** SUPPLIED RECORDS **
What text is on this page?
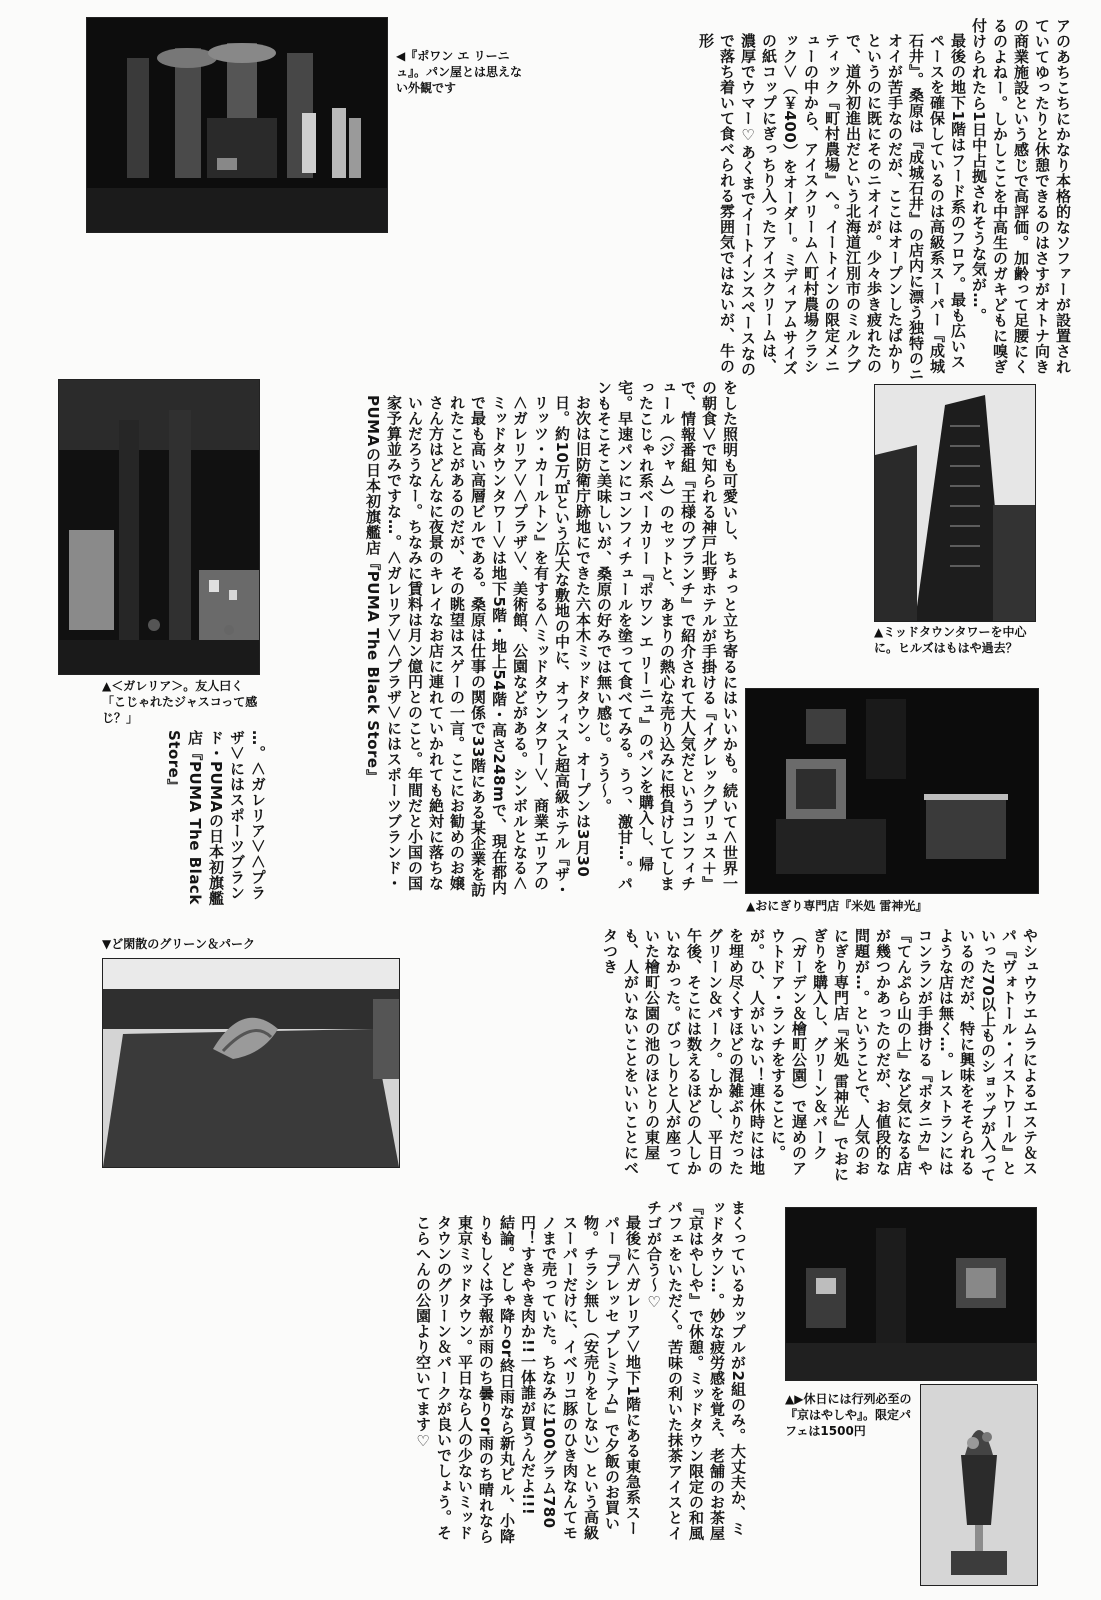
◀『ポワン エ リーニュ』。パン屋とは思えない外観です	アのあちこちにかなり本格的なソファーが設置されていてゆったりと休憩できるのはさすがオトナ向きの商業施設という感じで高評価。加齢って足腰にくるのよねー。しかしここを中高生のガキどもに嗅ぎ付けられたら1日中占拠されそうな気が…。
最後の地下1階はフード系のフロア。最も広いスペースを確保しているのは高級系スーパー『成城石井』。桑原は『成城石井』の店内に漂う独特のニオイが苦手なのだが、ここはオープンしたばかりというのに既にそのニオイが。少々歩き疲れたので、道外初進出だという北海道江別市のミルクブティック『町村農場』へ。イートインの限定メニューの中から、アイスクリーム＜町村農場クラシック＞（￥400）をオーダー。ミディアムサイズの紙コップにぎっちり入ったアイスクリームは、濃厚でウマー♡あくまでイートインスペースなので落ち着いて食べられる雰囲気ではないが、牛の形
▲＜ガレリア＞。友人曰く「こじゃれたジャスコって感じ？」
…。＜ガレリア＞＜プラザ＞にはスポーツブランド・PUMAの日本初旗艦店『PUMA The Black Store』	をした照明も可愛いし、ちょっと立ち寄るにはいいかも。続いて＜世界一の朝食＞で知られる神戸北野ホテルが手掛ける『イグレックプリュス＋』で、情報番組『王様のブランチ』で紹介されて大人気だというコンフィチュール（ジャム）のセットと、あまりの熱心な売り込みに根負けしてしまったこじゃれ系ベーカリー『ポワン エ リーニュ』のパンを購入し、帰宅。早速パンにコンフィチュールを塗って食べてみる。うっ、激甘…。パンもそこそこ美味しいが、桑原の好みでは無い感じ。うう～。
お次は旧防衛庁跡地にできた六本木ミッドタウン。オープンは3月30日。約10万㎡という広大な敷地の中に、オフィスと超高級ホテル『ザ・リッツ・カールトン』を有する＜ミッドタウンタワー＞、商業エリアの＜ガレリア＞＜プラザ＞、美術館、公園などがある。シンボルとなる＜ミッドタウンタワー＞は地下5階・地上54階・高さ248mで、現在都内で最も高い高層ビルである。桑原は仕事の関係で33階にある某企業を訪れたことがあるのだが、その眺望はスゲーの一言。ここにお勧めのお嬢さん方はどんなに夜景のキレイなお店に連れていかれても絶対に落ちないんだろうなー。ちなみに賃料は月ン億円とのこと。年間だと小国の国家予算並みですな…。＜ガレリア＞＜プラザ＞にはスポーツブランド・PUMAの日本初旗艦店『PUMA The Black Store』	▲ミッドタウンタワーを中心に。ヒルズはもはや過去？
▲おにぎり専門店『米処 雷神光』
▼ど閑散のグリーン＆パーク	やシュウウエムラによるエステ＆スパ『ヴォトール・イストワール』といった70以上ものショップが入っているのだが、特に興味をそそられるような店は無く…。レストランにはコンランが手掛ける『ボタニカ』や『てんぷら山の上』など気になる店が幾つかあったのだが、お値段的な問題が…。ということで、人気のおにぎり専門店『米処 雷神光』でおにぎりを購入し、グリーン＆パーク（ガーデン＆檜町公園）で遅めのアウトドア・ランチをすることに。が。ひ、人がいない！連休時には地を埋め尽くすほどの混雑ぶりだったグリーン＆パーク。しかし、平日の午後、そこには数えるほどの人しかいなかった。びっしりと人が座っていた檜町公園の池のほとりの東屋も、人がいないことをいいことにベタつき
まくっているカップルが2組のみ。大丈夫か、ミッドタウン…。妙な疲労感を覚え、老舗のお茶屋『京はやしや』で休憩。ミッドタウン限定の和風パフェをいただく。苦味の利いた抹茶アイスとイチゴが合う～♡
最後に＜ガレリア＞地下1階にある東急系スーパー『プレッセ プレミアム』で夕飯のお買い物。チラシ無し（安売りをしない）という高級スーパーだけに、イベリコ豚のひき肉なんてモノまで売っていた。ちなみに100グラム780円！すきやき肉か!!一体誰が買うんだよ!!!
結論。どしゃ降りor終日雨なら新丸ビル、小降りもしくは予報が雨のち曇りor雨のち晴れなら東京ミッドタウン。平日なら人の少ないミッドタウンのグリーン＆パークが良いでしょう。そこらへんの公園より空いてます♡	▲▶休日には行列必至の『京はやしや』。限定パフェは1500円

** INSTRUCTIONS TO FOLLOW **
How many lines in the records above contain the word "京はやしや"? Reply with the number alone.

** TASK ANSWER **
2